§ **Instructions to follow**
Reproduce the listing that follows with no differences at all.

— Begin Excerpted data —

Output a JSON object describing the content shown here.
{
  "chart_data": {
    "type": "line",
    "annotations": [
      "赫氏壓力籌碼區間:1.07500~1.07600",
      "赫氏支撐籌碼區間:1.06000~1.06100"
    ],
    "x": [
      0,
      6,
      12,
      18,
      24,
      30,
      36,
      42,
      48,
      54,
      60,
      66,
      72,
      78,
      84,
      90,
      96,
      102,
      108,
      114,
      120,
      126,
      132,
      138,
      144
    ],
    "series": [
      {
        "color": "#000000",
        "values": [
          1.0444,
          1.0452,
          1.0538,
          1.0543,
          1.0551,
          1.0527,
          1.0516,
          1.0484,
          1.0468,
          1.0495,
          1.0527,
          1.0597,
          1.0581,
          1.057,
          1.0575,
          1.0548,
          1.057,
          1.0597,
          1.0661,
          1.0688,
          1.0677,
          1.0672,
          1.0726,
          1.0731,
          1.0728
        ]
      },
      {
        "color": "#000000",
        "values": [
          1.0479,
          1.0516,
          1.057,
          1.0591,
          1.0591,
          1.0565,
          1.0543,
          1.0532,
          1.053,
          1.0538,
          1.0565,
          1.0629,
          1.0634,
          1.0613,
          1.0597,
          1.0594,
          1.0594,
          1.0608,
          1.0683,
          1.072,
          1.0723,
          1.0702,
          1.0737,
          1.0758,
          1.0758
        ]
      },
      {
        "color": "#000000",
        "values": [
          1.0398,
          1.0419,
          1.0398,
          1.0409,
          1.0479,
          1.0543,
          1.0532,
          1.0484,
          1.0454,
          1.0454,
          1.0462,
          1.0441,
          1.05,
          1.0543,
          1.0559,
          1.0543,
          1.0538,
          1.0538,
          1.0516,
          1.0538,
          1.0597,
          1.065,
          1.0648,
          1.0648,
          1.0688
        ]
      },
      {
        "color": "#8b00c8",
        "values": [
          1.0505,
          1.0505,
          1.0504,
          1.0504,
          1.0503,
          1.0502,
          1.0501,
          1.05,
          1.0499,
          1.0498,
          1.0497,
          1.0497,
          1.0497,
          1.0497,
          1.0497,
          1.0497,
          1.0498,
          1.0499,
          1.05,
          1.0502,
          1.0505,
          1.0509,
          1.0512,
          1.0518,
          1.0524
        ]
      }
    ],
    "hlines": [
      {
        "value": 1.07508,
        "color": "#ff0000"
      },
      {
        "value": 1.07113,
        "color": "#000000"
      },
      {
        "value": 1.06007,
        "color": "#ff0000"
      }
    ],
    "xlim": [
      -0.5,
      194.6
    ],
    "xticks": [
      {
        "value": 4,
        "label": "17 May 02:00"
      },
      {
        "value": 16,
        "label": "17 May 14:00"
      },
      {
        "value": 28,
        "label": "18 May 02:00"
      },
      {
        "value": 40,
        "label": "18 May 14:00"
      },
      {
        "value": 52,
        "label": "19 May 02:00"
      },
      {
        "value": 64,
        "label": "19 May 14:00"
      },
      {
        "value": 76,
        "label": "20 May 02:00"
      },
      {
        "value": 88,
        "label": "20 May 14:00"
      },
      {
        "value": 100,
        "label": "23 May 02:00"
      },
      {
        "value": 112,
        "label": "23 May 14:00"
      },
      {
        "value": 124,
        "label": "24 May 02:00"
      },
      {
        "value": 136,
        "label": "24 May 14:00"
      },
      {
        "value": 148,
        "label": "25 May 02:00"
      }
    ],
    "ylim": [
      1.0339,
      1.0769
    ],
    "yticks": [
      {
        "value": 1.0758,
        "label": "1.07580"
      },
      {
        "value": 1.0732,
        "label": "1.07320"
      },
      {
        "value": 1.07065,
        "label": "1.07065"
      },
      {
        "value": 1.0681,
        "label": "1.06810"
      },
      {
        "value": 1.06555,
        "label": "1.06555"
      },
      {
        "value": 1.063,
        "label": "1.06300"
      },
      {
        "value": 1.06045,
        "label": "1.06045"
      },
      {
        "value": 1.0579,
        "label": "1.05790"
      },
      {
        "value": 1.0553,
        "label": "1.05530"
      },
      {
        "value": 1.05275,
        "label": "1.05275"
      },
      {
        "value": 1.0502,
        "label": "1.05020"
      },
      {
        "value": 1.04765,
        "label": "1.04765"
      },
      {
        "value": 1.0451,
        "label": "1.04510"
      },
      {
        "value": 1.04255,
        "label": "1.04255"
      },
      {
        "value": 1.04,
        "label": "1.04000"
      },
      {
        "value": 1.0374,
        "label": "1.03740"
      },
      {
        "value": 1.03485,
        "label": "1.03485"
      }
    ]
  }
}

— End Excerpted data —

§ **Solution for this problem**
Output a JSON object describing the content shown here.
{
  "chart_data": {
    "type": "line",
    "annotations": [
      "赫氏壓力籌碼區間:1.07500~1.07600",
      "赫氏支撐籌碼區間:1.06000~1.06100"
    ],
    "x": [
      0,
      6,
      12,
      18,
      24,
      30,
      36,
      42,
      48,
      54,
      60,
      66,
      72,
      78,
      84,
      90,
      96,
      102,
      108,
      114,
      120,
      126,
      132,
      138,
      144
    ],
    "series": [
      {
        "color": "#000000",
        "values": [
          1.0444,
          1.0452,
          1.0538,
          1.0543,
          1.0551,
          1.0527,
          1.0516,
          1.0484,
          1.0468,
          1.0495,
          1.0527,
          1.0597,
          1.0581,
          1.057,
          1.0575,
          1.0548,
          1.057,
          1.0597,
          1.0661,
          1.0688,
          1.0677,
          1.0672,
          1.0726,
          1.0731,
          1.0728
        ]
      },
      {
        "color": "#000000",
        "values": [
          1.0479,
          1.0516,
          1.057,
          1.0591,
          1.0591,
          1.0565,
          1.0543,
          1.0532,
          1.053,
          1.0538,
          1.0565,
          1.0629,
          1.0634,
          1.0613,
          1.0597,
          1.0594,
          1.0594,
          1.0608,
          1.0683,
          1.072,
          1.0723,
          1.0702,
          1.0737,
          1.0758,
          1.0758
        ]
      },
      {
        "color": "#000000",
        "values": [
          1.0398,
          1.0419,
          1.0398,
          1.0409,
          1.0479,
          1.0543,
          1.0532,
          1.0484,
          1.0454,
          1.0454,
          1.0462,
          1.0441,
          1.05,
          1.0543,
          1.0559,
          1.0543,
          1.0538,
          1.0538,
          1.0516,
          1.0538,
          1.0597,
          1.065,
          1.0648,
          1.0648,
          1.0688
        ]
      },
      {
        "color": "#8b00c8",
        "values": [
          1.0505,
          1.0505,
          1.0504,
          1.0504,
          1.0503,
          1.0502,
          1.0501,
          1.05,
          1.0499,
          1.0498,
          1.0497,
          1.0497,
          1.0497,
          1.0497,
          1.0497,
          1.0497,
          1.0498,
          1.0499,
          1.05,
          1.0502,
          1.0505,
          1.0509,
          1.0512,
          1.0518,
          1.0524
        ]
      }
    ],
    "hlines": [
      {
        "value": 1.07508,
        "color": "#ff0000"
      },
      {
        "value": 1.07113,
        "color": "#000000"
      },
      {
        "value": 1.06007,
        "color": "#ff0000"
      }
    ],
    "xlim": [
      -0.5,
      194.6
    ],
    "xticks": [
      {
        "value": 4,
        "label": "17 May 02:00"
      },
      {
        "value": 16,
        "label": "17 May 14:00"
      },
      {
        "value": 28,
        "label": "18 May 02:00"
      },
      {
        "value": 40,
        "label": "18 May 14:00"
      },
      {
        "value": 52,
        "label": "19 May 02:00"
      },
      {
        "value": 64,
        "label": "19 May 14:00"
      },
      {
        "value": 76,
        "label": "20 May 02:00"
      },
      {
        "value": 88,
        "label": "20 May 14:00"
      },
      {
        "value": 100,
        "label": "23 May 02:00"
      },
      {
        "value": 112,
        "label": "23 May 14:00"
      },
      {
        "value": 124,
        "label": "24 May 02:00"
      },
      {
        "value": 136,
        "label": "24 May 14:00"
      },
      {
        "value": 148,
        "label": "25 May 02:00"
      }
    ],
    "ylim": [
      1.0339,
      1.0769
    ],
    "yticks": [
      {
        "value": 1.0758,
        "label": "1.07580"
      },
      {
        "value": 1.0732,
        "label": "1.07320"
      },
      {
        "value": 1.07065,
        "label": "1.07065"
      },
      {
        "value": 1.0681,
        "label": "1.06810"
      },
      {
        "value": 1.06555,
        "label": "1.06555"
      },
      {
        "value": 1.063,
        "label": "1.06300"
      },
      {
        "value": 1.06045,
        "label": "1.06045"
      },
      {
        "value": 1.0579,
        "label": "1.05790"
      },
      {
        "value": 1.0553,
        "label": "1.05530"
      },
      {
        "value": 1.05275,
        "label": "1.05275"
      },
      {
        "value": 1.0502,
        "label": "1.05020"
      },
      {
        "value": 1.04765,
        "label": "1.04765"
      },
      {
        "value": 1.0451,
        "label": "1.04510"
      },
      {
        "value": 1.04255,
        "label": "1.04255"
      },
      {
        "value": 1.04,
        "label": "1.04000"
      },
      {
        "value": 1.0374,
        "label": "1.03740"
      },
      {
        "value": 1.03485,
        "label": "1.03485"
      }
    ]
  }
}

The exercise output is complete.